● **LIST OF TASKS**
[A] Answer the following questions about the abstract on vitamin D in multiple sclerosis, giving each answer on its own line with the same marker:
(i) Which two symptoms does the abstract describe as frequent and disabling in MS?
(ii) Which two instruments were used to assess depression and fatigue?
(iii) In which journal was the study published?
[B] Continue the abstract on vitamin D in multiple sclerosis from the point where it stops.

• multiple sclerosis;
  • vitamin D;
  • 25-hydroxyvitamin D;
  • depression;
  • fatigue

Knippenberg S, Bol Y, Damoiseaux J, Hupperts R, Smolders J. Vitamin D status in patients with MS is negatively correlated with depression, but not with fatigue. Acta Neurol Scand: 2011: 124: 171–175. © 2010 John Wiley & Sons A/S.

Background –  Depressive symptoms and fatigue are frequent and disabling symptoms of multiple sclerosis (MS). Depression and fatigue have been associated with a poor vitamin D status, and a poor vitamin D status is often found in MS.

Aim –  Assess whether vitamin D status contributes to depressive symptoms and fatigue in MS.

Methods –  Patients with MS that participated in previous studies in which depression and fatigue were assessed and of whom serum 25-hydroxyvitamin D (25(OH)D) levels were available within a timeframe of less than one half-life of 25(OH)D were included. Depression and fatigue were assessed with the Hospital Anxiety and Depression Scale and the Multidimensional Fatigue Inventory.

● **RAW DATA**
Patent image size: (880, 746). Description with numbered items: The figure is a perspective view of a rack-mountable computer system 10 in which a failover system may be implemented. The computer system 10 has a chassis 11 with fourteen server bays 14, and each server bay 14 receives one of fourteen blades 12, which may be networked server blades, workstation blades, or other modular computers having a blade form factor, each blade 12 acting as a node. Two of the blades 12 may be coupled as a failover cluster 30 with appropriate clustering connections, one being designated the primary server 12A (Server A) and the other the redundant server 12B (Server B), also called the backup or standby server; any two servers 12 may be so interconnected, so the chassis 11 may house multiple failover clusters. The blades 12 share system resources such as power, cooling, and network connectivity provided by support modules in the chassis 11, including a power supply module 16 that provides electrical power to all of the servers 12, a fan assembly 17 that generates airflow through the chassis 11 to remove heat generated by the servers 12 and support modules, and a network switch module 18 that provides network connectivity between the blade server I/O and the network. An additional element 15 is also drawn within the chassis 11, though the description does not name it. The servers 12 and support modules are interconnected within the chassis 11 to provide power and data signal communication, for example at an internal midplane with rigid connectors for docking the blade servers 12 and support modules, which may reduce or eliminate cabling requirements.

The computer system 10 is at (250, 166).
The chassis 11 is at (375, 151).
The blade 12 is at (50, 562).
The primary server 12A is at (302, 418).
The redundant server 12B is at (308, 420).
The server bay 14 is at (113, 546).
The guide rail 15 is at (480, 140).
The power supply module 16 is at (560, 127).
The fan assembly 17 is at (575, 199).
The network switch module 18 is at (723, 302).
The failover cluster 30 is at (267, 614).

● **ANSWERS BELOW**
[A]
(i) Depressive symptoms and fatigue
(ii) The Hospital Anxiety and Depression Scale and the Multidimensional Fatigue Inventory
(iii) Acta Neurol Scand

[B]
Results –  Fifty-nine patients were included. Mean scores of fatigue and depression were 14.6 (SD 4.2) and 6.2 (SD 4.4), respectively. The mean vitamin D status was 62.3 nm (SD 27.8). Vitamin D status correlated negatively with depression (r = −0.326, P = 0.006). No significant correlation was found between vitamin D status and fatigue. In a multiple regression model, vitamin D status was not a significant contributor to depression, after controlling for age Expanded Disability Status Scale score and fatigue (P = 0.078). Alternatively, depression and fatigue did not contribute to vitamin D status.

Discussion –  This study shows a negative correlation between vitamin D status and depressive symptoms in patients with MS. Although multiple confounders exist, we observed an indication that vitamin D status might contribute to the presence of depressive symptoms in MS. Therefore, further studies on vitamin D in MS should include depressive symptoms as outcome measures to confirm these findings.